Start of SOURCE RECORDS
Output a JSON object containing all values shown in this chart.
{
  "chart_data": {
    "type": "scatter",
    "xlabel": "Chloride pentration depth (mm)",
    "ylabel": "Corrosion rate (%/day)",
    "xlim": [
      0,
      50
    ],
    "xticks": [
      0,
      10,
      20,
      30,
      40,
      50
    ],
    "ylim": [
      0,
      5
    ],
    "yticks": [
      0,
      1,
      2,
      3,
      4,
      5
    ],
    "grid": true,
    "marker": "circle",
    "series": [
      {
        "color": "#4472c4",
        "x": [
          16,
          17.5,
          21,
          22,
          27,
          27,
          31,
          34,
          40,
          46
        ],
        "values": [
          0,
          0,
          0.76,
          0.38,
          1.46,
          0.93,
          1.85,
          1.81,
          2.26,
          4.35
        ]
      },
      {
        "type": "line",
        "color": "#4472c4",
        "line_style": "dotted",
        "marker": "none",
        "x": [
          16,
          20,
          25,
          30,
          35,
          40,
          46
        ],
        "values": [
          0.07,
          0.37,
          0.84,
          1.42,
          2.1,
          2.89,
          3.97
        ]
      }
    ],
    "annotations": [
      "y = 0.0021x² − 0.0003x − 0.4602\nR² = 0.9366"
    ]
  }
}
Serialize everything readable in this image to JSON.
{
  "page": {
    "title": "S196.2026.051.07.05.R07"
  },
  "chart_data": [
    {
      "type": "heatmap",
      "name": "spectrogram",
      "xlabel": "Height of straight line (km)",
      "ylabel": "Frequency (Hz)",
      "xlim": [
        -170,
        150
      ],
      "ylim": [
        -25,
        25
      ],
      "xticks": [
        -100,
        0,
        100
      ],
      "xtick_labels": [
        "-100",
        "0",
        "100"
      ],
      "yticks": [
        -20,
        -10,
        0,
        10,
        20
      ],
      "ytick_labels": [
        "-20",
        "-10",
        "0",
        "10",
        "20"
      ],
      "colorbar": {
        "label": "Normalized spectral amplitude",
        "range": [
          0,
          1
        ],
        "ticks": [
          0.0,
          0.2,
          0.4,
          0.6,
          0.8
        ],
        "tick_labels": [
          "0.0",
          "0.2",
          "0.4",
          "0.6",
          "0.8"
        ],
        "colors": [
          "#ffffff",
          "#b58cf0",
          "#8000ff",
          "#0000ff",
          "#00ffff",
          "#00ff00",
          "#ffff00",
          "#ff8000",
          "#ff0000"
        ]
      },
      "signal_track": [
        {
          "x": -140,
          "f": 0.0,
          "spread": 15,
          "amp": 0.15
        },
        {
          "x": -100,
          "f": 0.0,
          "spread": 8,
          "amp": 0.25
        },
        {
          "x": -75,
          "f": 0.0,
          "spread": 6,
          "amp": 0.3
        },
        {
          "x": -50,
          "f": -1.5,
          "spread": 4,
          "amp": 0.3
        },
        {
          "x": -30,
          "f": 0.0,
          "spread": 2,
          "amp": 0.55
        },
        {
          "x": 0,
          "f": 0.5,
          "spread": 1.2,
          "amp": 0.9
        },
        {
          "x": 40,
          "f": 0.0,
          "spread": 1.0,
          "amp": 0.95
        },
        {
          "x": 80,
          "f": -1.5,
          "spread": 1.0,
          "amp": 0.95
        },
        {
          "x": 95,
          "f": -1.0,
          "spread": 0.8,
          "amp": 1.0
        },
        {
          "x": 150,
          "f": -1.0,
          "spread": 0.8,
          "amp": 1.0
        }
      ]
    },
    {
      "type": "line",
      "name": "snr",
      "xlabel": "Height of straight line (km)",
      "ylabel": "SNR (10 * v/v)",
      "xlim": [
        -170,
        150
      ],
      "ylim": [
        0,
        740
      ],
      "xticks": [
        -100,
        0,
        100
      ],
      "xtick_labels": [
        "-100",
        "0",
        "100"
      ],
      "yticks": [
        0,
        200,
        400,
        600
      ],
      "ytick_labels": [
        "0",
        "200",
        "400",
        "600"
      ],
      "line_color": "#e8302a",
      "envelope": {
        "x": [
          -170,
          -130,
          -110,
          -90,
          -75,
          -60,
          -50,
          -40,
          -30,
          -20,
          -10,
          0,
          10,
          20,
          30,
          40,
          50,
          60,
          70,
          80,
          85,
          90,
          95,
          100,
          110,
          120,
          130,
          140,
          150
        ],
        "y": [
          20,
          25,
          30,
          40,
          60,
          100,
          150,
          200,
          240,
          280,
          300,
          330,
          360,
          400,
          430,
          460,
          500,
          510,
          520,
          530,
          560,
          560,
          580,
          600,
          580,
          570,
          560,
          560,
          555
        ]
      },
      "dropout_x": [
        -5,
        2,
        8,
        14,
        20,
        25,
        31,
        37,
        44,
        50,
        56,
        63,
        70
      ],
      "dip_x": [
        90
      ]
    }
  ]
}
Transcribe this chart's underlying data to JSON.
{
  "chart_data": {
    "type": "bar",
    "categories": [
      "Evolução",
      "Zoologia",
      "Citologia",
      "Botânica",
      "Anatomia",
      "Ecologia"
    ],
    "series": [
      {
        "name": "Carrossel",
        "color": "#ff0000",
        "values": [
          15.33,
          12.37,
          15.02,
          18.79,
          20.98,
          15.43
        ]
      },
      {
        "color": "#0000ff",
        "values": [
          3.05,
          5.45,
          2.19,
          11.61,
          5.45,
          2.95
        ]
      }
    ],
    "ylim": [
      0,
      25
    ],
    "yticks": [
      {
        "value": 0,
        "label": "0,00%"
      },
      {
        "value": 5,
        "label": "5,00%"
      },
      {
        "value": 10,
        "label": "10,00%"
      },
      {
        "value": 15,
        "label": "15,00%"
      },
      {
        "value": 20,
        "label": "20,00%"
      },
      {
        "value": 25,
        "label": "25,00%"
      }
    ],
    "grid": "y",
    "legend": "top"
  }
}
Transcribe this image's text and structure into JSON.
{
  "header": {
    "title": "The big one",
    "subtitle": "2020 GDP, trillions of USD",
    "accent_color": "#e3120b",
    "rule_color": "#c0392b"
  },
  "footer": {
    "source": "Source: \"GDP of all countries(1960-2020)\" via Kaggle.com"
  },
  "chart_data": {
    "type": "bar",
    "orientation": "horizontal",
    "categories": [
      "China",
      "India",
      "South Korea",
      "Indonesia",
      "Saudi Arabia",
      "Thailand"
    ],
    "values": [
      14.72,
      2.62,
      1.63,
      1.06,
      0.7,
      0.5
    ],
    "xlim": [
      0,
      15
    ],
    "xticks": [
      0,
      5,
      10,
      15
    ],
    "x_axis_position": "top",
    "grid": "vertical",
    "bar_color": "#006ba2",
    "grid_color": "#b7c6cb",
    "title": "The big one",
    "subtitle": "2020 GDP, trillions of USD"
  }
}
End of SOURCE RECORDS
GIVEN EXERCISE -
Reply with nothing but a number: how many lines of the entries above contain the string "Transcribe"?

ANSWER TO THE EXERCISE -
2